• _DIRECTIVE_:
Copy out the complete listing, word for word.

Dataset records:

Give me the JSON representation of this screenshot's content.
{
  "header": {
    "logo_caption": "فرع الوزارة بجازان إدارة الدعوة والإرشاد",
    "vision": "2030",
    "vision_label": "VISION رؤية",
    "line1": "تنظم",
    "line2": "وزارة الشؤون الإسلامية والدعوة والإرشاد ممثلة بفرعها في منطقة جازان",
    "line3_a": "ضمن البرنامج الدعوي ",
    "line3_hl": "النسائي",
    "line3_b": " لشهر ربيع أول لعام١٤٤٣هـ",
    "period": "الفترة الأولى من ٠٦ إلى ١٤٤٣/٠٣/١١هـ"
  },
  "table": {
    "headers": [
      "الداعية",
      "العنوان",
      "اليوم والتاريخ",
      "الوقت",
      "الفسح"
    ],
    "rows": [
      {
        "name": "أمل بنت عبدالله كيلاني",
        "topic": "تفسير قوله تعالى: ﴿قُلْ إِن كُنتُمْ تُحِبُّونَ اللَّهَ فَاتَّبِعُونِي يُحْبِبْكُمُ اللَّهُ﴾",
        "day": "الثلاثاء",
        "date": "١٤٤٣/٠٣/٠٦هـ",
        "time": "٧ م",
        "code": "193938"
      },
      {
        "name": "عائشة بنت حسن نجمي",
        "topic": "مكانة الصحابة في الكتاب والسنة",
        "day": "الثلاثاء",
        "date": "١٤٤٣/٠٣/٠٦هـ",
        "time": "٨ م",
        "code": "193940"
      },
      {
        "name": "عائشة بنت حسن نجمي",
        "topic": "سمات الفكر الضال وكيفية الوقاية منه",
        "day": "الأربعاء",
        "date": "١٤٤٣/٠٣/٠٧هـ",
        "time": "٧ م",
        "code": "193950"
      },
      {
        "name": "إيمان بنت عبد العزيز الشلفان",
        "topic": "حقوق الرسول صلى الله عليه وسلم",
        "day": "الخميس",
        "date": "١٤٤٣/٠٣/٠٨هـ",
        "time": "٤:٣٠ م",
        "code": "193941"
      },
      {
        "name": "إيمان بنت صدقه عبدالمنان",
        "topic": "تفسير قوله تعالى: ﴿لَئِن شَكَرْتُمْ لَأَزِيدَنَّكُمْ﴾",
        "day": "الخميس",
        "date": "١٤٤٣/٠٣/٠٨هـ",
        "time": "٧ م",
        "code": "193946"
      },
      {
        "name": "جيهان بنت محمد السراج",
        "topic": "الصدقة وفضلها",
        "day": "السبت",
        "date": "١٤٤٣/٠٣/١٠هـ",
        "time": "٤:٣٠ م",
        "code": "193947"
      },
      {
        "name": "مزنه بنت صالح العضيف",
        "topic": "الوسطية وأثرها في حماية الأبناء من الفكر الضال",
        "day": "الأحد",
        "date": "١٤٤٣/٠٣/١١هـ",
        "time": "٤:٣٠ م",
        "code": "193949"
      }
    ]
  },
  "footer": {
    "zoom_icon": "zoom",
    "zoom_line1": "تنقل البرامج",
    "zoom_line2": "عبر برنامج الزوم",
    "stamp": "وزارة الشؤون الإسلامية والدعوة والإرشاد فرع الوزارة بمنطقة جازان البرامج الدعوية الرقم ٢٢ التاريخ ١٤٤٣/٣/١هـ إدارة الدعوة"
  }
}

• _THE COMPLETED TASK_:
Give me the JSON representation of this screenshot's content.
{
  "header": {
    "logo_caption": "فرع الوزارة بجازان إدارة الدعوة والإرشاد",
    "vision": "2030",
    "vision_label": "VISION رؤية",
    "line1": "تنظم",
    "line2": "وزارة الشؤون الإسلامية والدعوة والإرشاد ممثلة بفرعها في منطقة جازان",
    "line3_a": "ضمن البرنامج الدعوي ",
    "line3_hl": "النسائي",
    "line3_b": " لشهر ربيع أول لعام١٤٤٣هـ",
    "period": "الفترة الأولى من ٠٦ إلى ١٤٤٣/٠٣/١١هـ"
  },
  "table": {
    "headers": [
      "الداعية",
      "العنوان",
      "اليوم والتاريخ",
      "الوقت",
      "الفسح"
    ],
    "rows": [
      {
        "name": "أمل بنت عبدالله كيلاني",
        "topic": "تفسير قوله تعالى: ﴿قُلْ إِن كُنتُمْ تُحِبُّونَ اللَّهَ فَاتَّبِعُونِي يُحْبِبْكُمُ اللَّهُ﴾",
        "day": "الثلاثاء",
        "date": "١٤٤٣/٠٣/٠٦هـ",
        "time": "٧ م",
        "code": "193938"
      },
      {
        "name": "عائشة بنت حسن نجمي",
        "topic": "مكانة الصحابة في الكتاب والسنة",
        "day": "الثلاثاء",
        "date": "١٤٤٣/٠٣/٠٦هـ",
        "time": "٨ م",
        "code": "193940"
      },
      {
        "name": "عائشة بنت حسن نجمي",
        "topic": "سمات الفكر الضال وكيفية الوقاية منه",
        "day": "الأربعاء",
        "date": "١٤٤٣/٠٣/٠٧هـ",
        "time": "٧ م",
        "code": "193950"
      },
      {
        "name": "إيمان بنت عبد العزيز الشلفان",
        "topic": "حقوق الرسول صلى الله عليه وسلم",
        "day": "الخميس",
        "date": "١٤٤٣/٠٣/٠٨هـ",
        "time": "٤:٣٠ م",
        "code": "193941"
      },
      {
        "name": "إيمان بنت صدقه عبدالمنان",
        "topic": "تفسير قوله تعالى: ﴿لَئِن شَكَرْتُمْ لَأَزِيدَنَّكُمْ﴾",
        "day": "الخميس",
        "date": "١٤٤٣/٠٣/٠٨هـ",
        "time": "٧ م",
        "code": "193946"
      },
      {
        "name": "جيهان بنت محمد السراج",
        "topic": "الصدقة وفضلها",
        "day": "السبت",
        "date": "١٤٤٣/٠٣/١٠هـ",
        "time": "٤:٣٠ م",
        "code": "193947"
      },
      {
        "name": "مزنه بنت صالح العضيف",
        "topic": "الوسطية وأثرها في حماية الأبناء من الفكر الضال",
        "day": "الأحد",
        "date": "١٤٤٣/٠٣/١١هـ",
        "time": "٤:٣٠ م",
        "code": "193949"
      }
    ]
  },
  "footer": {
    "zoom_icon": "zoom",
    "zoom_line1": "تنقل البرامج",
    "zoom_line2": "عبر برنامج الزوم",
    "stamp": "وزارة الشؤون الإسلامية والدعوة والإرشاد فرع الوزارة بمنطقة جازان البرامج الدعوية الرقم ٢٢ التاريخ ١٤٤٣/٣/١هـ إدارة الدعوة"
  }
}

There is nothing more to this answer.